**YOUR INSTRUCTIONS**
Transcribe every line, keeping it exact.
::::
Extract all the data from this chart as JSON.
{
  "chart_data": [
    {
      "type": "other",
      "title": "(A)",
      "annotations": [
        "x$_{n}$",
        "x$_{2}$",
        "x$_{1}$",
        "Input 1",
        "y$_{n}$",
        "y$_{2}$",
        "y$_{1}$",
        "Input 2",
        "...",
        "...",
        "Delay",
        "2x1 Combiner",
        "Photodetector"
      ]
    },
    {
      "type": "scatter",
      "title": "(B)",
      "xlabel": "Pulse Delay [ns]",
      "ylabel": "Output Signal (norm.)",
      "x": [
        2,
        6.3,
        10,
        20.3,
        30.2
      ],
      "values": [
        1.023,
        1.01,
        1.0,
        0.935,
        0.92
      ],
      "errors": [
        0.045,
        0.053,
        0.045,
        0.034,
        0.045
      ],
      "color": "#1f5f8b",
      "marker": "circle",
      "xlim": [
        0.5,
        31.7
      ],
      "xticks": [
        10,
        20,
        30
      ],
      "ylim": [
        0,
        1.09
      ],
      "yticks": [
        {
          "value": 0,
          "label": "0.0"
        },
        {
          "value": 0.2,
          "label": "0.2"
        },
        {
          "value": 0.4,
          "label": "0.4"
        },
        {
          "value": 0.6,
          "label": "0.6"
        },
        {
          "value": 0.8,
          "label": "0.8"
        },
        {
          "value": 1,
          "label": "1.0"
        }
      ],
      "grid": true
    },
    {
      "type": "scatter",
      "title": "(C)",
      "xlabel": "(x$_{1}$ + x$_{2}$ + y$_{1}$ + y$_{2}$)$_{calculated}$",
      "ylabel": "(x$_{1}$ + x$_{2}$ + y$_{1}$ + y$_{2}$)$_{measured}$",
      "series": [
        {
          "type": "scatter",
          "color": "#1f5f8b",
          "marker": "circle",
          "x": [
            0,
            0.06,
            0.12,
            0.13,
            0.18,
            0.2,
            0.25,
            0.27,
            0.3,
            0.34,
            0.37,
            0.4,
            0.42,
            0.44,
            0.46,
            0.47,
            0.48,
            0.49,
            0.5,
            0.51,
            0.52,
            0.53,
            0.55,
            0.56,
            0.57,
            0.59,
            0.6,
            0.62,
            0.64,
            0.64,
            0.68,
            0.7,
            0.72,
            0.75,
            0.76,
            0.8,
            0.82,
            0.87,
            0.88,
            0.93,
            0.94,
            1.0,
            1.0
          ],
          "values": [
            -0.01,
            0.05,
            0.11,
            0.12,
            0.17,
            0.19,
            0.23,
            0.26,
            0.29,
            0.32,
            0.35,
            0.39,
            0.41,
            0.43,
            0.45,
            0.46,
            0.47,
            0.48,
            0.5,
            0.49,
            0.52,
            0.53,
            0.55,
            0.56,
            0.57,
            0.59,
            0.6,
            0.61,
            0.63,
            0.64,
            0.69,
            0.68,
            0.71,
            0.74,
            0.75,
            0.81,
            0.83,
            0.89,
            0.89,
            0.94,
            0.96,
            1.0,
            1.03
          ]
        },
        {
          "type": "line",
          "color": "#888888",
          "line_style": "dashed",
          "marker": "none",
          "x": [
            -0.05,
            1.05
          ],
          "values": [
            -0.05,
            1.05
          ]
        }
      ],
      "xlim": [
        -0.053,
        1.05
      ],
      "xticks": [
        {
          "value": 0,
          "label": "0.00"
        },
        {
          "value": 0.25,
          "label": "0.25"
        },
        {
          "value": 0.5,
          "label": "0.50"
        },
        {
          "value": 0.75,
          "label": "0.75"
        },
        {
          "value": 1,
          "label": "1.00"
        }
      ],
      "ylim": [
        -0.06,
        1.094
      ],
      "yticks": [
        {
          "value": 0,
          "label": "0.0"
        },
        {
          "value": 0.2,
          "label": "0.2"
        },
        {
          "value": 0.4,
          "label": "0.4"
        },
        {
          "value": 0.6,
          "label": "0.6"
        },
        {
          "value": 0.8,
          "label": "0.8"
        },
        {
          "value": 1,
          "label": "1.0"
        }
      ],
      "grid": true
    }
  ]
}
::::
**SOLUTION TO THIS EXERCISE**
Extract all the data from this chart as JSON.
{
  "chart_data": [
    {
      "type": "other",
      "title": "(A)",
      "annotations": [
        "x$_{n}$",
        "x$_{2}$",
        "x$_{1}$",
        "Input 1",
        "y$_{n}$",
        "y$_{2}$",
        "y$_{1}$",
        "Input 2",
        "...",
        "...",
        "Delay",
        "2x1 Combiner",
        "Photodetector"
      ]
    },
    {
      "type": "scatter",
      "title": "(B)",
      "xlabel": "Pulse Delay [ns]",
      "ylabel": "Output Signal (norm.)",
      "x": [
        2,
        6.3,
        10,
        20.3,
        30.2
      ],
      "values": [
        1.023,
        1.01,
        1.0,
        0.935,
        0.92
      ],
      "errors": [
        0.045,
        0.053,
        0.045,
        0.034,
        0.045
      ],
      "color": "#1f5f8b",
      "marker": "circle",
      "xlim": [
        0.5,
        31.7
      ],
      "xticks": [
        10,
        20,
        30
      ],
      "ylim": [
        0,
        1.09
      ],
      "yticks": [
        {
          "value": 0,
          "label": "0.0"
        },
        {
          "value": 0.2,
          "label": "0.2"
        },
        {
          "value": 0.4,
          "label": "0.4"
        },
        {
          "value": 0.6,
          "label": "0.6"
        },
        {
          "value": 0.8,
          "label": "0.8"
        },
        {
          "value": 1,
          "label": "1.0"
        }
      ],
      "grid": true
    },
    {
      "type": "scatter",
      "title": "(C)",
      "xlabel": "(x$_{1}$ + x$_{2}$ + y$_{1}$ + y$_{2}$)$_{calculated}$",
      "ylabel": "(x$_{1}$ + x$_{2}$ + y$_{1}$ + y$_{2}$)$_{measured}$",
      "series": [
        {
          "type": "scatter",
          "color": "#1f5f8b",
          "marker": "circle",
          "x": [
            0,
            0.06,
            0.12,
            0.13,
            0.18,
            0.2,
            0.25,
            0.27,
            0.3,
            0.34,
            0.37,
            0.4,
            0.42,
            0.44,
            0.46,
            0.47,
            0.48,
            0.49,
            0.5,
            0.51,
            0.52,
            0.53,
            0.55,
            0.56,
            0.57,
            0.59,
            0.6,
            0.62,
            0.64,
            0.64,
            0.68,
            0.7,
            0.72,
            0.75,
            0.76,
            0.8,
            0.82,
            0.87,
            0.88,
            0.93,
            0.94,
            1.0,
            1.0
          ],
          "values": [
            -0.01,
            0.05,
            0.11,
            0.12,
            0.17,
            0.19,
            0.23,
            0.26,
            0.29,
            0.32,
            0.35,
            0.39,
            0.41,
            0.43,
            0.45,
            0.46,
            0.47,
            0.48,
            0.5,
            0.49,
            0.52,
            0.53,
            0.55,
            0.56,
            0.57,
            0.59,
            0.6,
            0.61,
            0.63,
            0.64,
            0.69,
            0.68,
            0.71,
            0.74,
            0.75,
            0.81,
            0.83,
            0.89,
            0.89,
            0.94,
            0.96,
            1.0,
            1.03
          ]
        },
        {
          "type": "line",
          "color": "#888888",
          "line_style": "dashed",
          "marker": "none",
          "x": [
            -0.05,
            1.05
          ],
          "values": [
            -0.05,
            1.05
          ]
        }
      ],
      "xlim": [
        -0.053,
        1.05
      ],
      "xticks": [
        {
          "value": 0,
          "label": "0.00"
        },
        {
          "value": 0.25,
          "label": "0.25"
        },
        {
          "value": 0.5,
          "label": "0.50"
        },
        {
          "value": 0.75,
          "label": "0.75"
        },
        {
          "value": 1,
          "label": "1.00"
        }
      ],
      "ylim": [
        -0.06,
        1.094
      ],
      "yticks": [
        {
          "value": 0,
          "label": "0.0"
        },
        {
          "value": 0.2,
          "label": "0.2"
        },
        {
          "value": 0.4,
          "label": "0.4"
        },
        {
          "value": 0.6,
          "label": "0.6"
        },
        {
          "value": 0.8,
          "label": "0.8"
        },
        {
          "value": 1,
          "label": "1.0"
        }
      ],
      "grid": true
    }
  ]
}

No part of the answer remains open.